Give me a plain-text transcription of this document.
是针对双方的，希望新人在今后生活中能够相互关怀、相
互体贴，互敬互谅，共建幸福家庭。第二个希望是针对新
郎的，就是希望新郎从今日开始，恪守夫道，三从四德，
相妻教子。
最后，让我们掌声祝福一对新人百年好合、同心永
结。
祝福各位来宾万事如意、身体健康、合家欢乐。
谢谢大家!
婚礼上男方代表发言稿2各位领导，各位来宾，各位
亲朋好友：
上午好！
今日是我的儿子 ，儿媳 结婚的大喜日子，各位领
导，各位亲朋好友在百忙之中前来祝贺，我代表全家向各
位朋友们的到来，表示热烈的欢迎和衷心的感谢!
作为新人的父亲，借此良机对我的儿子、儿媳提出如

——

* **SET PROBLEM**: Copy out the full set of records precisely, leaving nothing out.

* **EXERCISE RESULT**:
Give me a plain-text transcription of this document.
是针对双方的，希望新人在今后生活中能够相互关怀、相
互体贴，互敬互谅，共建幸福家庭。第二个希望是针对新
郎的，就是希望新郎从今日开始，恪守夫道，三从四德，
相妻教子。
最后，让我们掌声祝福一对新人百年好合、同心永
结。
祝福各位来宾万事如意、身体健康、合家欢乐。
谢谢大家!
婚礼上男方代表发言稿2各位领导，各位来宾，各位
亲朋好友：
上午好！
今日是我的儿子 ，儿媳 结婚的大喜日子，各位领
导，各位亲朋好友在百忙之中前来祝贺，我代表全家向各
位朋友们的到来，表示热烈的欢迎和衷心的感谢!
作为新人的父亲，借此良机对我的儿子、儿媳提出如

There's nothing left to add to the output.